▶ **What you should do**
Show every line where "cérébelleuse" occurs.

(Dataset entries)
## begin

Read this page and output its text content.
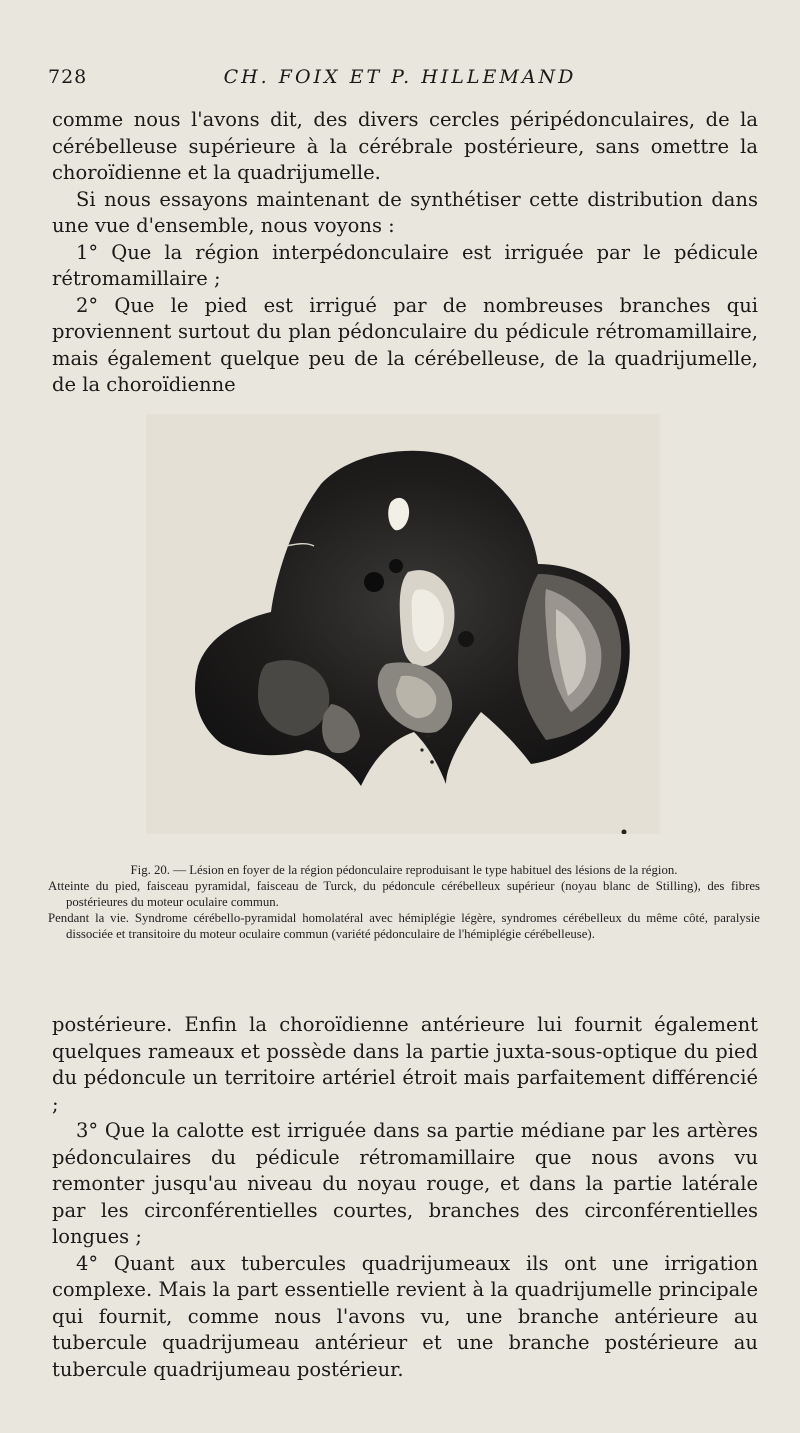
728	CH. FOIX ET P. HILLEMAND

comme nous l'avons dit, des divers cercles péripédonculaires, de la cérébelleuse supérieure à la cérébrale postérieure, sans omettre la choroïdienne et la quadrijumelle.

Si nous essayons maintenant de synthétiser cette distribution dans une vue d'ensemble, nous voyons :

1° Que la région interpédonculaire est irriguée par le pédicule rétromamillaire ;

2° Que le pied est irrigué par de nombreuses branches qui proviennent surtout du plan pédonculaire du pédicule rétromamillaire, mais également quelque peu de la cérébelleuse, de la quadrijumelle, de la choroïdienne

Fig. 20. — Lésion en foyer de la région pédonculaire reproduisant le type habituel des lésions de la région.

Atteinte du pied, faisceau pyramidal, faisceau de Turck, du pédoncule cérébelleux supérieur (noyau blanc de Stilling), des fibres postérieures du moteur oculaire commun.

Pendant la vie. Syndrome cérébello-pyramidal homolatéral avec hémiplégie légère, syndromes cérébelleux du même côté, paralysie dissociée et transitoire du moteur oculaire commun (variété pédonculaire de l'hémiplégie cérébelleuse).

postérieure. Enfin la choroïdienne antérieure lui fournit également quelques rameaux et possède dans la partie juxta-sous-optique du pied du pédoncule un territoire artériel étroit mais parfaitement différencié ;

3° Que la calotte est irriguée dans sa partie médiane par les artères pédonculaires du pédicule rétromamillaire que nous avons vu remonter jusqu'au niveau du noyau rouge, et dans la partie latérale par les circonférentielles courtes, branches des circonférentielles longues ;

4° Quant aux tubercules quadrijumeaux ils ont une irrigation complexe. Mais la part essentielle revient à la quadrijumelle principale qui fournit, comme nous l'avons vu, une branche antérieure au tubercule quadrijumeau antérieur et une branche postérieure au tubercule quadrijumeau postérieur.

## end

▶ **Answer in full**
comme nous l'avons dit, des divers cercles péripédonculaires, de la cérébelleuse supérieure à la cérébrale postérieure, sans omettre la choroïdienne et la quadrijumelle.
2° Que le pied est irrigué par de nombreuses branches qui proviennent surtout du plan pédonculaire du pédicule rétromamillaire, mais également quelque peu de la cérébelleuse, de la quadrijumelle, de la choroïdienne
Pendant la vie. Syndrome cérébello-pyramidal homolatéral avec hémiplégie légère, syndromes cérébelleux du même côté, paralysie dissociée et transitoire du moteur oculaire commun (variété pédonculaire de l'hémiplégie cérébelleuse).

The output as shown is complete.